DIRECTION: Each line that holds the word "text" counts once; report the total and nothing else.

----------

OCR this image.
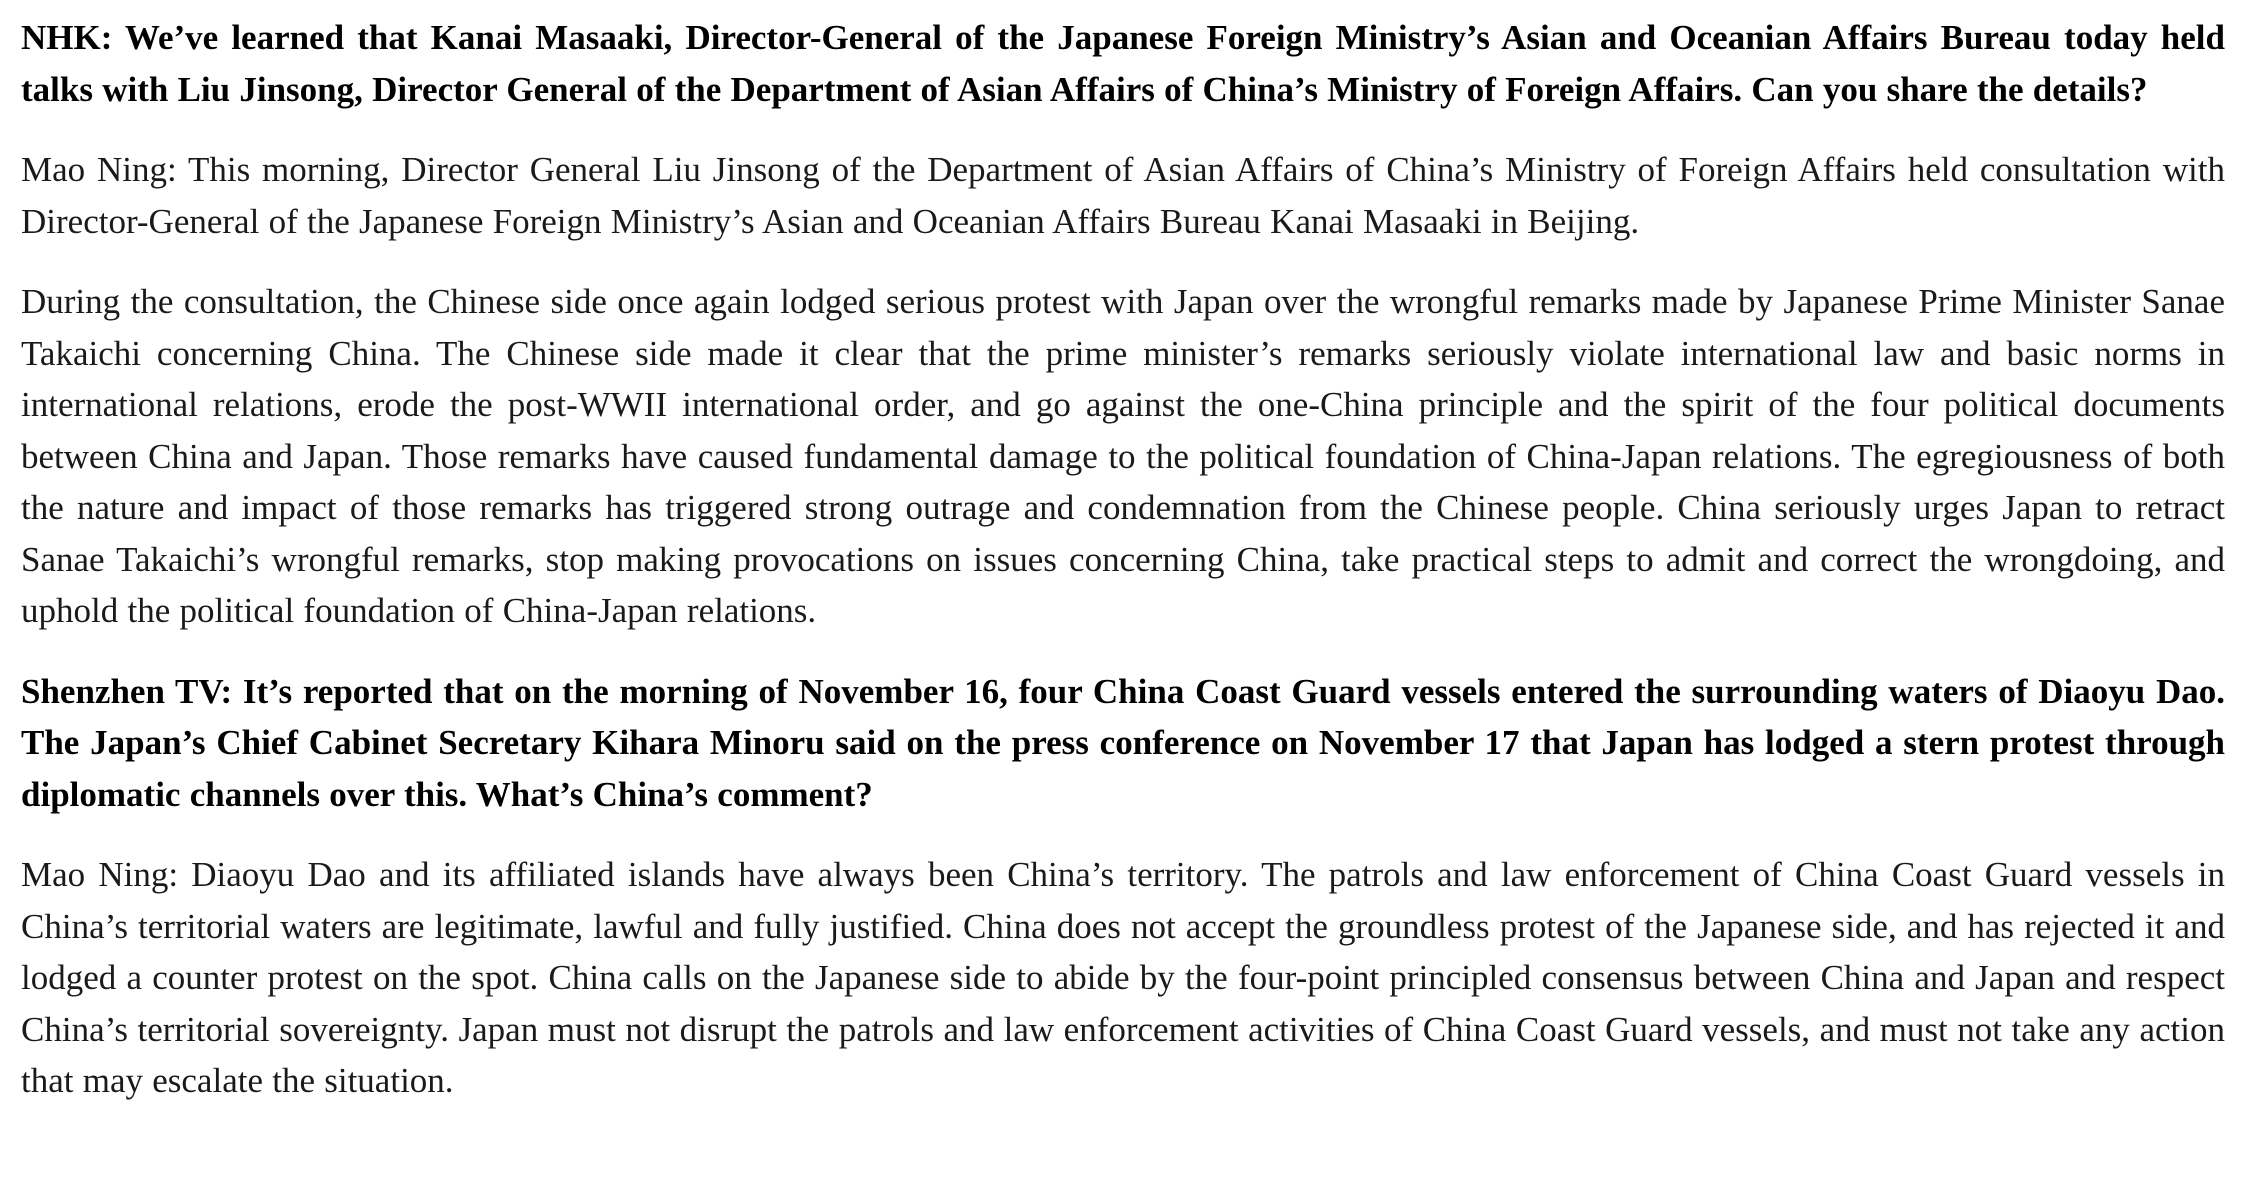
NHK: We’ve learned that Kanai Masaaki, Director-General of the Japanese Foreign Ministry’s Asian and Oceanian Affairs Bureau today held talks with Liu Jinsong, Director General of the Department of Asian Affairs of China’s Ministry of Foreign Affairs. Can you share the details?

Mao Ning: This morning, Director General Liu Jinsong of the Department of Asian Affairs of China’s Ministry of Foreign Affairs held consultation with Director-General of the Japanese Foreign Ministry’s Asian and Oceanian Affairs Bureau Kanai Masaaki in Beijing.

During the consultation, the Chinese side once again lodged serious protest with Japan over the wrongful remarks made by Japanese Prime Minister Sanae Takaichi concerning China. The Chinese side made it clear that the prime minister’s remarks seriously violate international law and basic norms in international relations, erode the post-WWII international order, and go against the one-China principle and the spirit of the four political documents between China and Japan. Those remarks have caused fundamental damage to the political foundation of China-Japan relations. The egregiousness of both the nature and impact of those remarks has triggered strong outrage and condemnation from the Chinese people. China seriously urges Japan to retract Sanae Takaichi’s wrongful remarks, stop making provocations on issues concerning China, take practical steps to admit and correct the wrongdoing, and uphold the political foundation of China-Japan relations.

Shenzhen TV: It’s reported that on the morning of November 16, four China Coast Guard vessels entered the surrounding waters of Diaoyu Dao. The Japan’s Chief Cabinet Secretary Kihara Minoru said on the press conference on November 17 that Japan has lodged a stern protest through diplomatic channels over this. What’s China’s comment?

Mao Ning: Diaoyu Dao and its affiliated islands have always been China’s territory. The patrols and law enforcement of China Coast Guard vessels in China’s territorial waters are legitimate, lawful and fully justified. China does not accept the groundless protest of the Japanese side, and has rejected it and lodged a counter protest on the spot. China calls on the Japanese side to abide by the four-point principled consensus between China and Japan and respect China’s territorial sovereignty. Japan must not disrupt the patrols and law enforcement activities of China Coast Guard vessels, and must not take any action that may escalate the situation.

----------

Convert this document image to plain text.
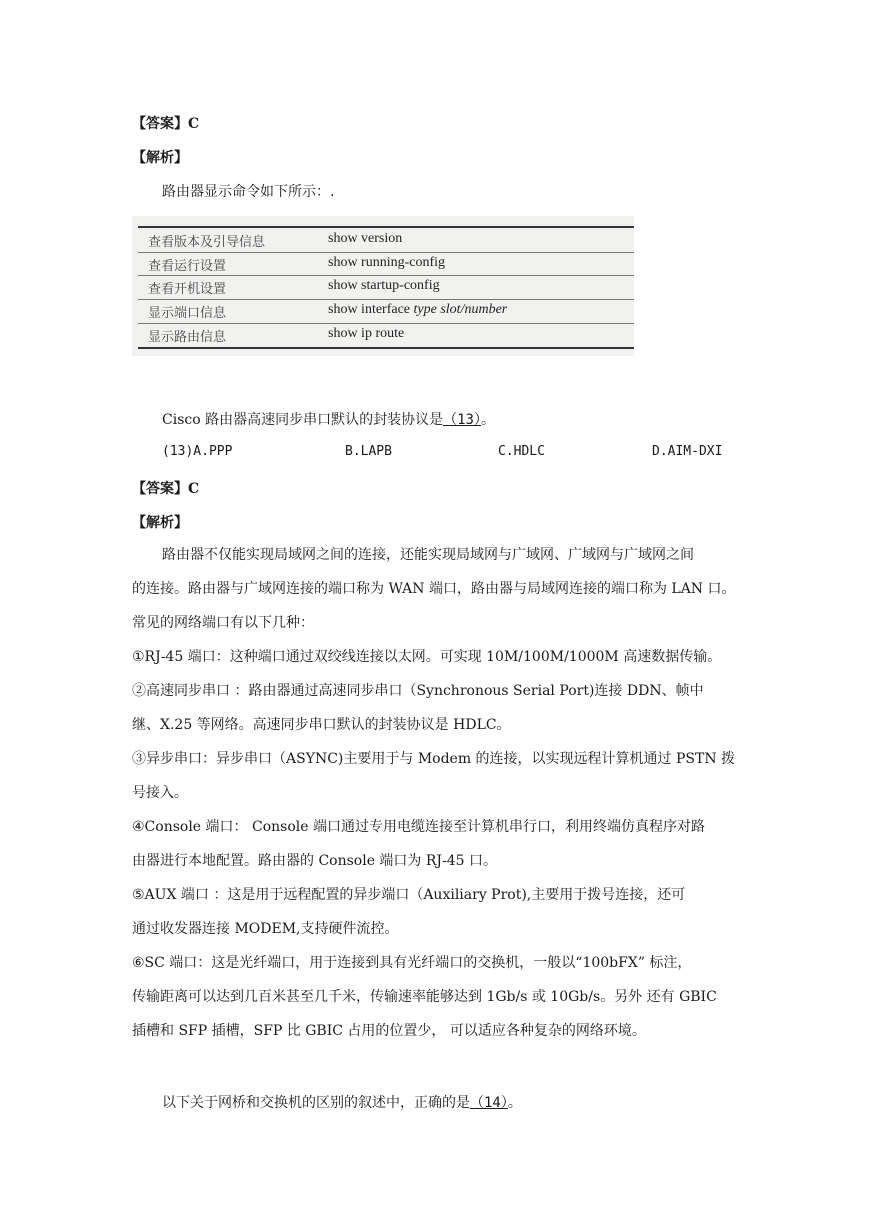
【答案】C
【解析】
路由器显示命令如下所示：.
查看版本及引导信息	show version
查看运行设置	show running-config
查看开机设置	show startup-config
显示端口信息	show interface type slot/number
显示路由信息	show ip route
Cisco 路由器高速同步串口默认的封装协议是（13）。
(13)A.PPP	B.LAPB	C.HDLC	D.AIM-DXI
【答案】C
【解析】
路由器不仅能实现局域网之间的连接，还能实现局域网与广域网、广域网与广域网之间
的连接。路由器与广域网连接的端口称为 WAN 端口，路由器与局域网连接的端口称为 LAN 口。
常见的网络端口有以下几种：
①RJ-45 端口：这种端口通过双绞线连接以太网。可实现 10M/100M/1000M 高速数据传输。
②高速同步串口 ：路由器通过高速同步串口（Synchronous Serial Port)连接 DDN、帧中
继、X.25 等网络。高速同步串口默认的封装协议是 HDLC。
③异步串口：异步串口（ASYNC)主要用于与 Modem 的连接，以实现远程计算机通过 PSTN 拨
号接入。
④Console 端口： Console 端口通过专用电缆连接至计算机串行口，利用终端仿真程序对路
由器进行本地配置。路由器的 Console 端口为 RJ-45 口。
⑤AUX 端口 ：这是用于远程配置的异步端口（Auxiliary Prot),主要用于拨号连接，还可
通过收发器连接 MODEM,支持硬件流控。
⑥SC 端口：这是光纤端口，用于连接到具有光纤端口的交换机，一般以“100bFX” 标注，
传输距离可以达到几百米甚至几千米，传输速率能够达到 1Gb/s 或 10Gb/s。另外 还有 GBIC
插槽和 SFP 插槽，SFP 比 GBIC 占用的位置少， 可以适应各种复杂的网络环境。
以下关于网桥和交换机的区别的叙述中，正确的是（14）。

----------

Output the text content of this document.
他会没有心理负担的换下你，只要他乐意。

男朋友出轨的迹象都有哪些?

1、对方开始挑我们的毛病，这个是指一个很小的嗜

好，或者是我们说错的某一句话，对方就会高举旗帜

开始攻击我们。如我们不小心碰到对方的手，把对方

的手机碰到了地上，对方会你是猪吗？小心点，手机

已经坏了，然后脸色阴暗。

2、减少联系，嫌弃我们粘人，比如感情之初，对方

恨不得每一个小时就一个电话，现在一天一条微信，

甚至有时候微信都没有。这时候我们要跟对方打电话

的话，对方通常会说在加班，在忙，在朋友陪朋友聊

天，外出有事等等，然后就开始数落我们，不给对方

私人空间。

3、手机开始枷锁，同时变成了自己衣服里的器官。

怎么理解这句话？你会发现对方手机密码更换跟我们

----------

COMPLETE RESPONSE: 2